(Some records)

————

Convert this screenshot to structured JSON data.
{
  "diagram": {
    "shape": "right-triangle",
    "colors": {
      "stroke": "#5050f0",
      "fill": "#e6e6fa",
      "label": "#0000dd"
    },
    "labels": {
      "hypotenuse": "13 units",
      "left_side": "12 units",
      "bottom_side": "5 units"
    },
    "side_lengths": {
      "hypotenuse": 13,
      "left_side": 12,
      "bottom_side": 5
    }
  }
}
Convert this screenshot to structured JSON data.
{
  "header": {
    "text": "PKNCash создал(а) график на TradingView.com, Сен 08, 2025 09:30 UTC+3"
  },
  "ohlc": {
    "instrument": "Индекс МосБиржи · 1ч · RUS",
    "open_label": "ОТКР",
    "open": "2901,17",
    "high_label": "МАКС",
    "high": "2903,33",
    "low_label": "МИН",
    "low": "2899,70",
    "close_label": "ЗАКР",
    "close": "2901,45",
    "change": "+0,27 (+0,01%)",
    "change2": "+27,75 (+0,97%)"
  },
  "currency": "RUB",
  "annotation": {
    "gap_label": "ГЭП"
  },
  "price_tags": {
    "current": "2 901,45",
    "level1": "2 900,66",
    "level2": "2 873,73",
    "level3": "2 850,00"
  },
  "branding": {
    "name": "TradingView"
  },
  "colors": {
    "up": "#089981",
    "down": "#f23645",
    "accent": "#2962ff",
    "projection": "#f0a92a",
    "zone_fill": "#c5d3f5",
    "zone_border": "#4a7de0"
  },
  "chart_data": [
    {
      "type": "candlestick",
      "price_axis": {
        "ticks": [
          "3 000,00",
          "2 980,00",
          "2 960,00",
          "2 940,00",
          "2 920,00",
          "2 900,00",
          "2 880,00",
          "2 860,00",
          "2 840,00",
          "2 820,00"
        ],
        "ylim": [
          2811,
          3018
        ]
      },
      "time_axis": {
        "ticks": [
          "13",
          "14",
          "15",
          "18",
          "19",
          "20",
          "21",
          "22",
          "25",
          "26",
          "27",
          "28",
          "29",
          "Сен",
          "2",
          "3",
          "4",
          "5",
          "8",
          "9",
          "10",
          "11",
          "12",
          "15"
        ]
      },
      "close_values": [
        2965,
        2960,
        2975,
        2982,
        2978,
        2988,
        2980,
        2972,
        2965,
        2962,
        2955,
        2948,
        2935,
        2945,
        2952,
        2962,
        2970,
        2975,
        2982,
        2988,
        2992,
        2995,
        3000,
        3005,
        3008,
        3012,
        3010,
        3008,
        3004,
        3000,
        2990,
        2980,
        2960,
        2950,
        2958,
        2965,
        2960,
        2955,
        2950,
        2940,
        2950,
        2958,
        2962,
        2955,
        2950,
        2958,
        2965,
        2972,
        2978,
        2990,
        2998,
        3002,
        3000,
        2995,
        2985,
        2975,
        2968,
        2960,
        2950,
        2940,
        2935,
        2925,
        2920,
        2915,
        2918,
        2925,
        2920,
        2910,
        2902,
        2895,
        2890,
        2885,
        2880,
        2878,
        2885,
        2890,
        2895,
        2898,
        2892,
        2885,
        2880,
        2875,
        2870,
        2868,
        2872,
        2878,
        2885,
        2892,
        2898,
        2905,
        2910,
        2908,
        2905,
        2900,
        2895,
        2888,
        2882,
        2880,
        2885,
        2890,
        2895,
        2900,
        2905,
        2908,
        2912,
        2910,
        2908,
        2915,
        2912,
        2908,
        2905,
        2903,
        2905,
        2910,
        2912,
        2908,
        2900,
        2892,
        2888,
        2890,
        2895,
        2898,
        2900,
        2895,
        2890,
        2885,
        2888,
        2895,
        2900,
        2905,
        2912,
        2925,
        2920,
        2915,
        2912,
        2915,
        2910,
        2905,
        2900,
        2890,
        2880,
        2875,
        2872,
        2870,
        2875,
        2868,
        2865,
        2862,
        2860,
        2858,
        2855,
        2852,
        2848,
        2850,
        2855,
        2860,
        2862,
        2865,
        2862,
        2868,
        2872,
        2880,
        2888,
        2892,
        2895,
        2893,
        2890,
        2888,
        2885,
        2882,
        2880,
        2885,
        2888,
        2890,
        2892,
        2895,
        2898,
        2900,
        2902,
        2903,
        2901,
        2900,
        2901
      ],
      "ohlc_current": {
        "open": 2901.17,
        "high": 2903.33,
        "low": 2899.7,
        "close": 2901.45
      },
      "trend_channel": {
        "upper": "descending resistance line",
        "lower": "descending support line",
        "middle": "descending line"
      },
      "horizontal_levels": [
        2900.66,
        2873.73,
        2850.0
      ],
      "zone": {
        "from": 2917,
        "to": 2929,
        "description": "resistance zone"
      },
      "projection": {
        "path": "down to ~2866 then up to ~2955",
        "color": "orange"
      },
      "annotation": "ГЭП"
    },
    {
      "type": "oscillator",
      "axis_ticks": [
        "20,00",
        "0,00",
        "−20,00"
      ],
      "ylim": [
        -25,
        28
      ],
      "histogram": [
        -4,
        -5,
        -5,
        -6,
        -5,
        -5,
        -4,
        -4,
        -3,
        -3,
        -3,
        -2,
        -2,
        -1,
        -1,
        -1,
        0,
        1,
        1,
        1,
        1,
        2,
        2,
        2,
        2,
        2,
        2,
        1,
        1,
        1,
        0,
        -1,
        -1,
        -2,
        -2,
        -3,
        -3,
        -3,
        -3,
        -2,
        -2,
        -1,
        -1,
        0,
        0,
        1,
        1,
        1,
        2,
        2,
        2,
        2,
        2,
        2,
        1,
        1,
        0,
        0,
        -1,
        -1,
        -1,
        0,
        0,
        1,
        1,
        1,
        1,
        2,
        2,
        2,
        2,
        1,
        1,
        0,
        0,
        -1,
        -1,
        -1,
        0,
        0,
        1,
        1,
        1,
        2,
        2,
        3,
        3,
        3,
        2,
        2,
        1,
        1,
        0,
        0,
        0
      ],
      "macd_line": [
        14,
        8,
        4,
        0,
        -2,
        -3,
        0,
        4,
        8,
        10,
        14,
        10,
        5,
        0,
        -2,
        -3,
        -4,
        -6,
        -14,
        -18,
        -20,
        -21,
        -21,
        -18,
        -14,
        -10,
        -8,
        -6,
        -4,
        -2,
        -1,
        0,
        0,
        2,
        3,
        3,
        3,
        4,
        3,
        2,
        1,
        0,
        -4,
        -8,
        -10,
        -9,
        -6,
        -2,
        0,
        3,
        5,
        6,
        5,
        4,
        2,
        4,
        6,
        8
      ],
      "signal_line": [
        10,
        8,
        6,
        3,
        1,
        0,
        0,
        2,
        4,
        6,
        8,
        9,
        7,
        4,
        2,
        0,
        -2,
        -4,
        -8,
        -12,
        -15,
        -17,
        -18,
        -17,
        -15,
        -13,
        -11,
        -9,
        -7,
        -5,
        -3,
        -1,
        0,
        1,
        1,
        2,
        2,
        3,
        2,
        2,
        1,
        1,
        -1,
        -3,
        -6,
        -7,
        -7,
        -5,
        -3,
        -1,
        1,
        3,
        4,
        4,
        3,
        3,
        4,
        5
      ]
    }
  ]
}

————

### YOUR INSTRUCTIONS
Copy all the entries verbatim.

### SOLUTION FOR THIS EXERCISE
Convert this screenshot to structured JSON data.
{
  "diagram": {
    "shape": "right-triangle",
    "colors": {
      "stroke": "#5050f0",
      "fill": "#e6e6fa",
      "label": "#0000dd"
    },
    "labels": {
      "hypotenuse": "13 units",
      "left_side": "12 units",
      "bottom_side": "5 units"
    },
    "side_lengths": {
      "hypotenuse": 13,
      "left_side": 12,
      "bottom_side": 5
    }
  }
}
Convert this screenshot to structured JSON data.
{
  "header": {
    "text": "PKNCash создал(а) график на TradingView.com, Сен 08, 2025 09:30 UTC+3"
  },
  "ohlc": {
    "instrument": "Индекс МосБиржи · 1ч · RUS",
    "open_label": "ОТКР",
    "open": "2901,17",
    "high_label": "МАКС",
    "high": "2903,33",
    "low_label": "МИН",
    "low": "2899,70",
    "close_label": "ЗАКР",
    "close": "2901,45",
    "change": "+0,27 (+0,01%)",
    "change2": "+27,75 (+0,97%)"
  },
  "currency": "RUB",
  "annotation": {
    "gap_label": "ГЭП"
  },
  "price_tags": {
    "current": "2 901,45",
    "level1": "2 900,66",
    "level2": "2 873,73",
    "level3": "2 850,00"
  },
  "branding": {
    "name": "TradingView"
  },
  "colors": {
    "up": "#089981",
    "down": "#f23645",
    "accent": "#2962ff",
    "projection": "#f0a92a",
    "zone_fill": "#c5d3f5",
    "zone_border": "#4a7de0"
  },
  "chart_data": [
    {
      "type": "candlestick",
      "price_axis": {
        "ticks": [
          "3 000,00",
          "2 980,00",
          "2 960,00",
          "2 940,00",
          "2 920,00",
          "2 900,00",
          "2 880,00",
          "2 860,00",
          "2 840,00",
          "2 820,00"
        ],
        "ylim": [
          2811,
          3018
        ]
      },
      "time_axis": {
        "ticks": [
          "13",
          "14",
          "15",
          "18",
          "19",
          "20",
          "21",
          "22",
          "25",
          "26",
          "27",
          "28",
          "29",
          "Сен",
          "2",
          "3",
          "4",
          "5",
          "8",
          "9",
          "10",
          "11",
          "12",
          "15"
        ]
      },
      "close_values": [
        2965,
        2960,
        2975,
        2982,
        2978,
        2988,
        2980,
        2972,
        2965,
        2962,
        2955,
        2948,
        2935,
        2945,
        2952,
        2962,
        2970,
        2975,
        2982,
        2988,
        2992,
        2995,
        3000,
        3005,
        3008,
        3012,
        3010,
        3008,
        3004,
        3000,
        2990,
        2980,
        2960,
        2950,
        2958,
        2965,
        2960,
        2955,
        2950,
        2940,
        2950,
        2958,
        2962,
        2955,
        2950,
        2958,
        2965,
        2972,
        2978,
        2990,
        2998,
        3002,
        3000,
        2995,
        2985,
        2975,
        2968,
        2960,
        2950,
        2940,
        2935,
        2925,
        2920,
        2915,
        2918,
        2925,
        2920,
        2910,
        2902,
        2895,
        2890,
        2885,
        2880,
        2878,
        2885,
        2890,
        2895,
        2898,
        2892,
        2885,
        2880,
        2875,
        2870,
        2868,
        2872,
        2878,
        2885,
        2892,
        2898,
        2905,
        2910,
        2908,
        2905,
        2900,
        2895,
        2888,
        2882,
        2880,
        2885,
        2890,
        2895,
        2900,
        2905,
        2908,
        2912,
        2910,
        2908,
        2915,
        2912,
        2908,
        2905,
        2903,
        2905,
        2910,
        2912,
        2908,
        2900,
        2892,
        2888,
        2890,
        2895,
        2898,
        2900,
        2895,
        2890,
        2885,
        2888,
        2895,
        2900,
        2905,
        2912,
        2925,
        2920,
        2915,
        2912,
        2915,
        2910,
        2905,
        2900,
        2890,
        2880,
        2875,
        2872,
        2870,
        2875,
        2868,
        2865,
        2862,
        2860,
        2858,
        2855,
        2852,
        2848,
        2850,
        2855,
        2860,
        2862,
        2865,
        2862,
        2868,
        2872,
        2880,
        2888,
        2892,
        2895,
        2893,
        2890,
        2888,
        2885,
        2882,
        2880,
        2885,
        2888,
        2890,
        2892,
        2895,
        2898,
        2900,
        2902,
        2903,
        2901,
        2900,
        2901
      ],
      "ohlc_current": {
        "open": 2901.17,
        "high": 2903.33,
        "low": 2899.7,
        "close": 2901.45
      },
      "trend_channel": {
        "upper": "descending resistance line",
        "lower": "descending support line",
        "middle": "descending line"
      },
      "horizontal_levels": [
        2900.66,
        2873.73,
        2850.0
      ],
      "zone": {
        "from": 2917,
        "to": 2929,
        "description": "resistance zone"
      },
      "projection": {
        "path": "down to ~2866 then up to ~2955",
        "color": "orange"
      },
      "annotation": "ГЭП"
    },
    {
      "type": "oscillator",
      "axis_ticks": [
        "20,00",
        "0,00",
        "−20,00"
      ],
      "ylim": [
        -25,
        28
      ],
      "histogram": [
        -4,
        -5,
        -5,
        -6,
        -5,
        -5,
        -4,
        -4,
        -3,
        -3,
        -3,
        -2,
        -2,
        -1,
        -1,
        -1,
        0,
        1,
        1,
        1,
        1,
        2,
        2,
        2,
        2,
        2,
        2,
        1,
        1,
        1,
        0,
        -1,
        -1,
        -2,
        -2,
        -3,
        -3,
        -3,
        -3,
        -2,
        -2,
        -1,
        -1,
        0,
        0,
        1,
        1,
        1,
        2,
        2,
        2,
        2,
        2,
        2,
        1,
        1,
        0,
        0,
        -1,
        -1,
        -1,
        0,
        0,
        1,
        1,
        1,
        1,
        2,
        2,
        2,
        2,
        1,
        1,
        0,
        0,
        -1,
        -1,
        -1,
        0,
        0,
        1,
        1,
        1,
        2,
        2,
        3,
        3,
        3,
        2,
        2,
        1,
        1,
        0,
        0,
        0
      ],
      "macd_line": [
        14,
        8,
        4,
        0,
        -2,
        -3,
        0,
        4,
        8,
        10,
        14,
        10,
        5,
        0,
        -2,
        -3,
        -4,
        -6,
        -14,
        -18,
        -20,
        -21,
        -21,
        -18,
        -14,
        -10,
        -8,
        -6,
        -4,
        -2,
        -1,
        0,
        0,
        2,
        3,
        3,
        3,
        4,
        3,
        2,
        1,
        0,
        -4,
        -8,
        -10,
        -9,
        -6,
        -2,
        0,
        3,
        5,
        6,
        5,
        4,
        2,
        4,
        6,
        8
      ],
      "signal_line": [
        10,
        8,
        6,
        3,
        1,
        0,
        0,
        2,
        4,
        6,
        8,
        9,
        7,
        4,
        2,
        0,
        -2,
        -4,
        -8,
        -12,
        -15,
        -17,
        -18,
        -17,
        -15,
        -13,
        -11,
        -9,
        -7,
        -5,
        -3,
        -1,
        0,
        1,
        1,
        2,
        2,
        3,
        2,
        2,
        1,
        1,
        -1,
        -3,
        -6,
        -7,
        -7,
        -5,
        -3,
        -1,
        1,
        3,
        4,
        4,
        3,
        3,
        4,
        5
      ]
    }
  ]
}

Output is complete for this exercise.